Les services d’intérêt général ne doivent pas seulement être protégés, ils doivent aussi être renforcés et développés. Or, dans plusieurs secteurs la capacité pour les pouvoirs publics de financer le développement d’une économie d’intérêt général s’est vue contrariée sous l’effet d’une variété de pressions : pression économique due aux critères de Maastricht, qui a poussé à des sous-investissements ou à des réductions de dépenses pour réduire les déficits publics ; pression juridique due à une interprétation rigide des règles de la concurrence et du marché intérieur de la part de la Commission européenne et de la CJCE, qui a conduit à considérer que certaines dépenses publiques liées à la poursuite de l’intérêt général faussaient la concurrence ; pression idéologique, résumant en somme les deux précédentes, qui a mené a survaloriser le rôle du secteur privé concurrentiel. Il faut reconnaître aussi que certains problèmes intrinsèques des monopoles publics ont joué en défaveur de ceux-ci, en particulier un manque de transparence dans le fonctionnement, une qualité de prestation parfois défaillante, un défaut d’adaptation aux attentes du public et d’anticipation des besoins futurs.

Le développement d’une économie d’intérêt général ne peut s’entendre qu’en affrontant l’ensemble de ces problèmes. Cela suppose notamment d’exclure clairement les dépenses d’investissement d’intérêt général des critères maastrichtiens d’endettement et de déficit public ; de garantir une sécurité juridique absolue aux dépenses d’intérêt général en confirmant dans le droit européen secondaire l’interprétation des Traités selon laquelle l’intérêt général prévaut sur les règles de la concurrence et du marché intérieur ; un changement d’orientation idéologique, tant de la part de la Commission européenne que des Etats membres, quant aux mérites respectifs de l’intervention publique et du libre marché ; des réformes dans le mode d’organisation, d’évaluation et de contrôle démocratique des services d’intérêt général.

Ce dernier point est essentiel car ce n’est qu’en étant exemplaire sur la question du fonctionnement démocratique qu’il est possible de justifier une intervention publique accrue : le dirigisme monopolistique ne constitue pas davantage que le libre marché un gage de contrôle citoyen. En l’absence de ce dernier, les libéralisateurs à tout crin ont beau jeu de préconiser le démantèlement des monopoles publics, et il ne sert à rien de leur opposer le contre-argument selon lequel le secteur privé concurrentiel n’est quant à lui soumis à aucun contrôle démocratique ; d’abord parce que ce n’est pas tout à fait exact : les pouvoirs publics ont tout loisir de soumettre le secteur privé à un arsenal de normes publiques, et si celles-ci demeurent en général insuffisantes, inadaptées ou mal appliquées, cela ne s’explique pas seulement par l’efficacité du lobbying des entreprises mais aussi par un certain abandon de responsabilité de la part des législateurs, couplé à une insuffisance des efforts d’harmonisation européenne ; ensuite parce qu’une des raisons d’être de l’économie d’intérêt général est justement d’être supérieure au marché pur et simple quant au contrôle citoyen.

▶ _DONNÉES COLLECTÉES_
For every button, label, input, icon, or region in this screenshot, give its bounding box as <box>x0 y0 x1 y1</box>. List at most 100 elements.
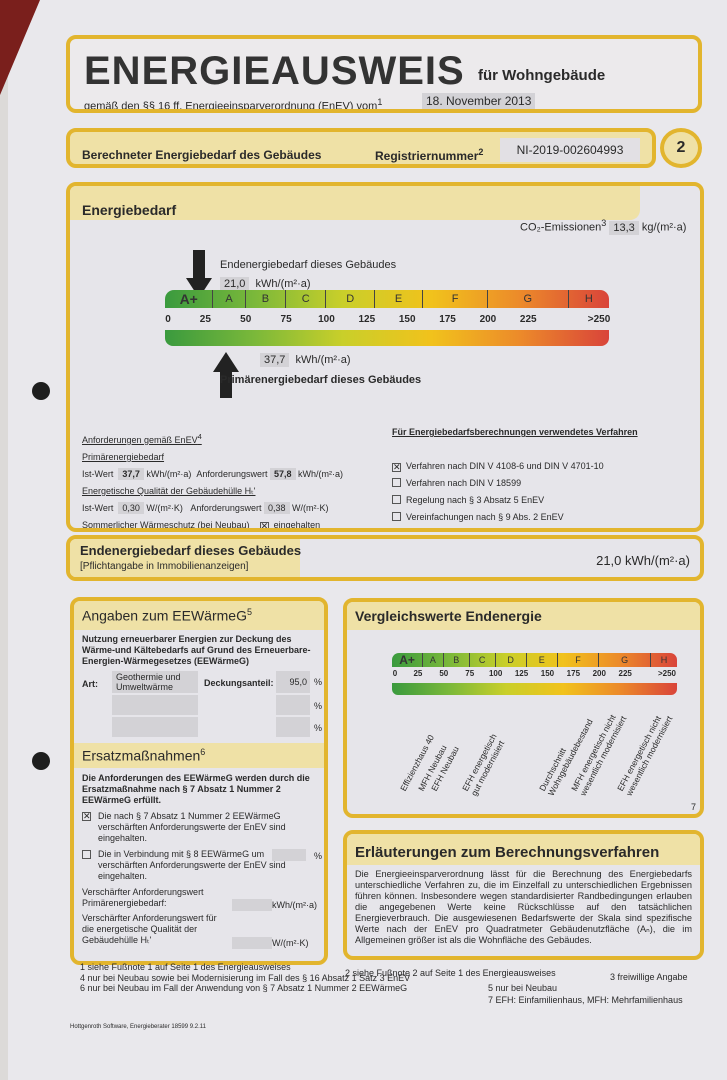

▶ _CONSIGNE_
Prolongez le texte sur les services d'intérêt général en enchaînant directement après sa dernière phrase.

▶ _PRODUCTION ATTENDUE_
Des procédures d’évaluation des services d’intérêt général sous le contrôle des citoyens, impliquant largement l’ensemble des parties prenantes, et appliquant des critères multidimensionnels (en particulier sociaux et environnementaux), ainsi qu’une transparence effective du mode de fonctionnement et de prise de décision, justifieront d’autant mieux la liberté pour les pouvoirs publics de choisir, sans autre limite que la définition qu’ils donnent eux-mêmes de l’intérêt général, les modes de financement de l’économie d’intérêt général qu’ils jugent les plus appropriés : compensation directe des obligations de service public (y compris les conditions dans lesquelles une telle compensation ne doit pas être considérée comme une aide d’Etat au sens du Traité), financement solidaire, contributions des usagers, subventions tarifaires croisées, etc.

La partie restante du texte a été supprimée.